**Exercise objective:**
Quote the whole listing word for word. Do not include the pictures.
Begin
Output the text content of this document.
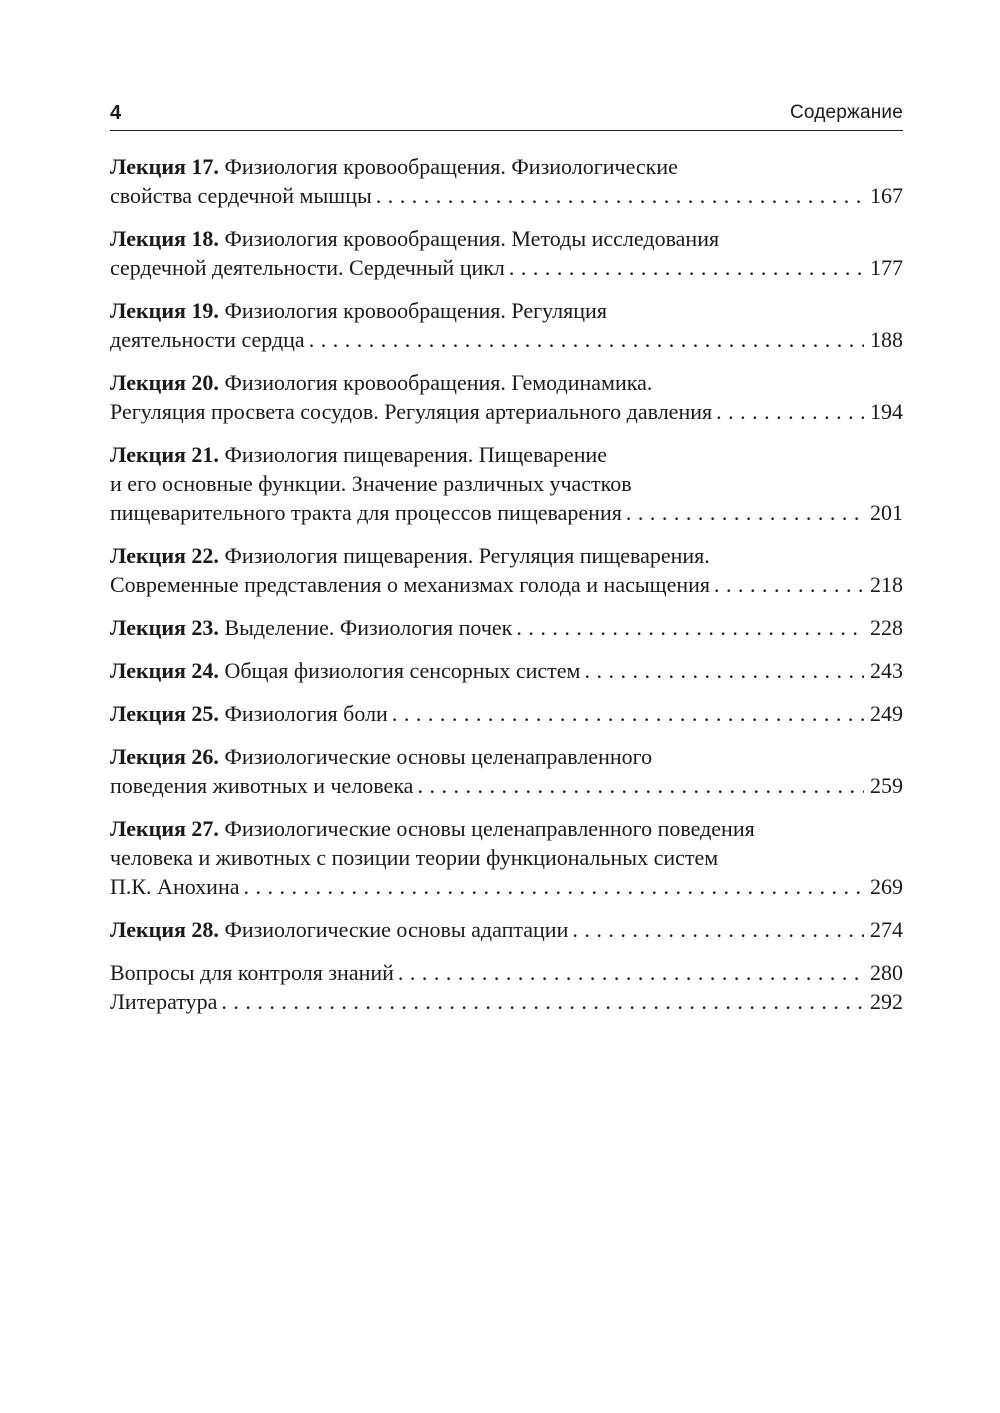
4	Содержание
Лекция 17. Физиология кровообращения. Физиологические
свойства сердечной мышцы . . .	167
Лекция 18. Физиология кровообращения. Методы исследования
сердечной деятельности. Сердечный цикл . . .	177
Лекция 19. Физиология кровообращения. Регуляция
деятельности сердца . . .	188
Лекция 20. Физиология кровообращения. Гемодинамика.
Регуляция просвета сосудов. Регуляция артериального давления . . .	194
Лекция 21. Физиология пищеварения. Пищеварение
и его основные функции. Значение различных участков
пищеварительного тракта для процессов пищеварения . . .	201
Лекция 22. Физиология пищеварения. Регуляция пищеварения.
Современные представления о механизмах голода и насыщения . . .	218
Лекция 23. Выделение. Физиология почек . . .	228
Лекция 24. Общая физиология сенсорных систем . . .	243
Лекция 25. Физиология боли . . .	249
Лекция 26. Физиологические основы целенаправленного
поведения животных и человека . . .	259
Лекция 27. Физиологические основы целенаправленного поведения
человека и животных с позиции теории функциональных систем
П.К. Анохина . . .	269
Лекция 28. Физиологические основы адаптации . . .	274
Вопросы для контроля знаний . . .	280
Литература . . .	292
End
**Output for this exercise:**
Output the text content of this document.
4	Содержание
Лекция 17. Физиология кровообращения. Физиологические
свойства сердечной мышцы . . .	167
Лекция 18. Физиология кровообращения. Методы исследования
сердечной деятельности. Сердечный цикл . . .	177
Лекция 19. Физиология кровообращения. Регуляция
деятельности сердца . . .	188
Лекция 20. Физиология кровообращения. Гемодинамика.
Регуляция просвета сосудов. Регуляция артериального давления . . .	194
Лекция 21. Физиология пищеварения. Пищеварение
и его основные функции. Значение различных участков
пищеварительного тракта для процессов пищеварения . . .	201
Лекция 22. Физиология пищеварения. Регуляция пищеварения.
Современные представления о механизмах голода и насыщения . . .	218
Лекция 23. Выделение. Физиология почек . . .	228
Лекция 24. Общая физиология сенсорных систем . . .	243
Лекция 25. Физиология боли . . .	249
Лекция 26. Физиологические основы целенаправленного
поведения животных и человека . . .	259
Лекция 27. Физиологические основы целенаправленного поведения
человека и животных с позиции теории функциональных систем
П.К. Анохина . . .	269
Лекция 28. Физиологические основы адаптации . . .	274
Вопросы для контроля знаний . . .	280
Литература . . .	292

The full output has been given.